ITEMS:
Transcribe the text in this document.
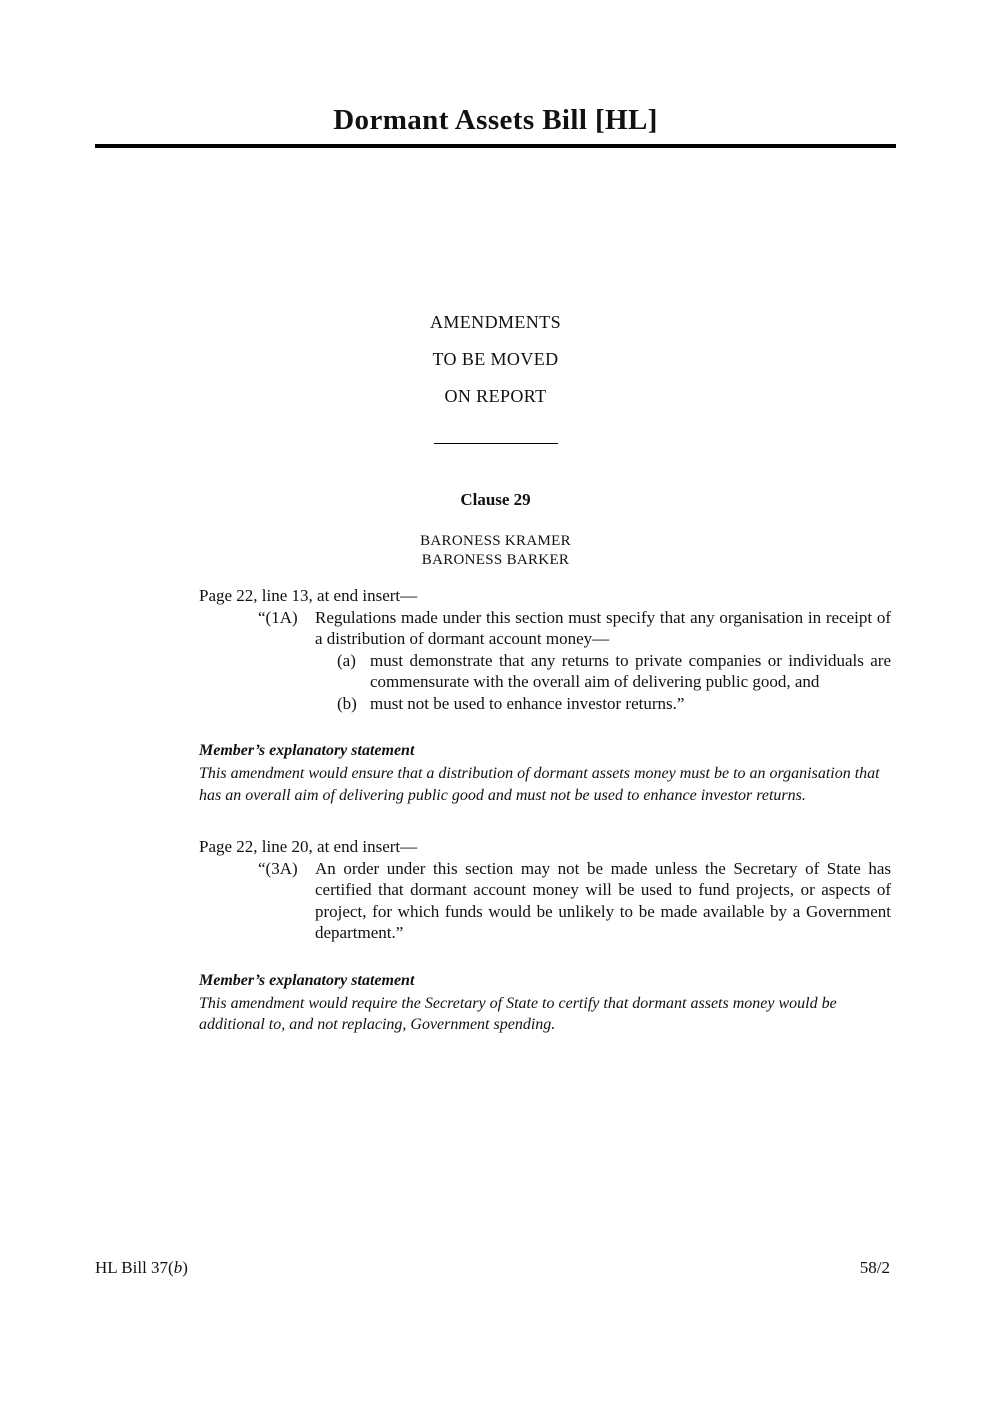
Dormant Assets Bill [HL]
AMENDMENTS
TO BE MOVED
ON REPORT
Clause 29
BARONESS KRAMER
BARONESS BARKER
Page 22, line 13, at end insert—
“(1A)	Regulations made under this section must specify that any organisation in receipt of a distribution of dormant account money—
(a) must demonstrate that any returns to private companies or individuals are commensurate with the overall aim of delivering public good, and
(b) must not be used to enhance investor returns.”
Member’s explanatory statement
This amendment would ensure that a distribution of dormant assets money must be to an organisation that has an overall aim of delivering public good and must not be used to enhance investor returns.
Page 22, line 20, at end insert—
“(3A)	An order under this section may not be made unless the Secretary of State has certified that dormant account money will be used to fund projects, or aspects of project, for which funds would be unlikely to be made available by a Government department.”
Member’s explanatory statement
This amendment would require the Secretary of State to certify that dormant assets money would be additional to, and not replacing, Government spending.
HL Bill 37(b)	58/2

WHAT YOU NEED TO DO:
Reproduce every record word for word. The copy must contain no pictures.

ANSWER BELOW:
Transcribe the text in this document.
Dormant Assets Bill [HL]
AMENDMENTS
TO BE MOVED
ON REPORT
Clause 29
BARONESS KRAMER
BARONESS BARKER
Page 22, line 13, at end insert—
“(1A)	Regulations made under this section must specify that any organisation in receipt of a distribution of dormant account money—
(a) must demonstrate that any returns to private companies or individuals are commensurate with the overall aim of delivering public good, and
(b) must not be used to enhance investor returns.”
Member’s explanatory statement
This amendment would ensure that a distribution of dormant assets money must be to an organisation that has an overall aim of delivering public good and must not be used to enhance investor returns.
Page 22, line 20, at end insert—
“(3A)	An order under this section may not be made unless the Secretary of State has certified that dormant account money will be used to fund projects, or aspects of project, for which funds would be unlikely to be made available by a Government department.”
Member’s explanatory statement
This amendment would require the Secretary of State to certify that dormant assets money would be additional to, and not replacing, Government spending.
HL Bill 37(b)	58/2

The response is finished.